EXERCISE TASK:
Extract the full listing verbatim and drop any pictures from your copy.

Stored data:
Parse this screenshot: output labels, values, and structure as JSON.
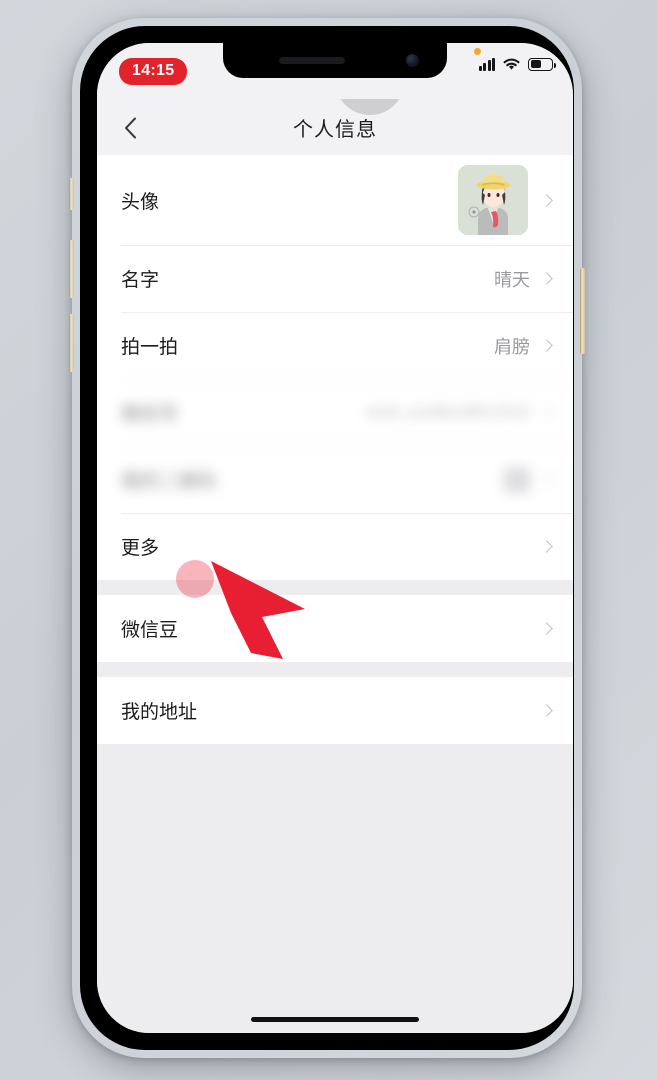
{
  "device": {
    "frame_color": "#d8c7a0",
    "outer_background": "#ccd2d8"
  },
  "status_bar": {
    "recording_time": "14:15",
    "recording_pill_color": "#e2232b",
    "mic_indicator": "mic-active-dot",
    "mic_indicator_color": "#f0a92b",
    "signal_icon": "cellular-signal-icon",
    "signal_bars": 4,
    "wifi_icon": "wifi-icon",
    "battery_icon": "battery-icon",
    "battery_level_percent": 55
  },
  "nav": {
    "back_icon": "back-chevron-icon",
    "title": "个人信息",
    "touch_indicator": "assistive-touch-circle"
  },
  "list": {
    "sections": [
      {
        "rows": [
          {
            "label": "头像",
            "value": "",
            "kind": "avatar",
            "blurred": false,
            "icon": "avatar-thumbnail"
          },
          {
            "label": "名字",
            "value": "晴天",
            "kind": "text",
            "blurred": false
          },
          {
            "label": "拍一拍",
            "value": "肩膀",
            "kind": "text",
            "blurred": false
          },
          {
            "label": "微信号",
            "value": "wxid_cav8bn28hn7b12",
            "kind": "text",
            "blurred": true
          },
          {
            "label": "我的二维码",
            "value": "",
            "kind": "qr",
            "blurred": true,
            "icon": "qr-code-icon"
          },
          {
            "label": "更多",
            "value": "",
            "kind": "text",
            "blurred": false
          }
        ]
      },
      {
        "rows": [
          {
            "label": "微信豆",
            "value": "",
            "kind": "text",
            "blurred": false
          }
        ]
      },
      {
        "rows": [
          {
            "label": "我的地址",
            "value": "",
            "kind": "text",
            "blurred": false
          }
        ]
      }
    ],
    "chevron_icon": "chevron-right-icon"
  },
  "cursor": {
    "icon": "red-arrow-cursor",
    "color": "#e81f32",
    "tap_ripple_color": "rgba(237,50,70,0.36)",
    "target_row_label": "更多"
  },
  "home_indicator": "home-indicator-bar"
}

FINAL ANSWER:
Parse this screenshot: output labels, values, and structure as JSON.
{
  "device": {
    "frame_color": "#d8c7a0",
    "outer_background": "#ccd2d8"
  },
  "status_bar": {
    "recording_time": "14:15",
    "recording_pill_color": "#e2232b",
    "mic_indicator": "mic-active-dot",
    "mic_indicator_color": "#f0a92b",
    "signal_icon": "cellular-signal-icon",
    "signal_bars": 4,
    "wifi_icon": "wifi-icon",
    "battery_icon": "battery-icon",
    "battery_level_percent": 55
  },
  "nav": {
    "back_icon": "back-chevron-icon",
    "title": "个人信息",
    "touch_indicator": "assistive-touch-circle"
  },
  "list": {
    "sections": [
      {
        "rows": [
          {
            "label": "头像",
            "value": "",
            "kind": "avatar",
            "blurred": false,
            "icon": "avatar-thumbnail"
          },
          {
            "label": "名字",
            "value": "晴天",
            "kind": "text",
            "blurred": false
          },
          {
            "label": "拍一拍",
            "value": "肩膀",
            "kind": "text",
            "blurred": false
          },
          {
            "label": "微信号",
            "value": "wxid_cav8bn28hn7b12",
            "kind": "text",
            "blurred": true
          },
          {
            "label": "我的二维码",
            "value": "",
            "kind": "qr",
            "blurred": true,
            "icon": "qr-code-icon"
          },
          {
            "label": "更多",
            "value": "",
            "kind": "text",
            "blurred": false
          }
        ]
      },
      {
        "rows": [
          {
            "label": "微信豆",
            "value": "",
            "kind": "text",
            "blurred": false
          }
        ]
      },
      {
        "rows": [
          {
            "label": "我的地址",
            "value": "",
            "kind": "text",
            "blurred": false
          }
        ]
      }
    ],
    "chevron_icon": "chevron-right-icon"
  },
  "cursor": {
    "icon": "red-arrow-cursor",
    "color": "#e81f32",
    "tap_ripple_color": "rgba(237,50,70,0.36)",
    "target_row_label": "更多"
  },
  "home_indicator": "home-indicator-bar"
}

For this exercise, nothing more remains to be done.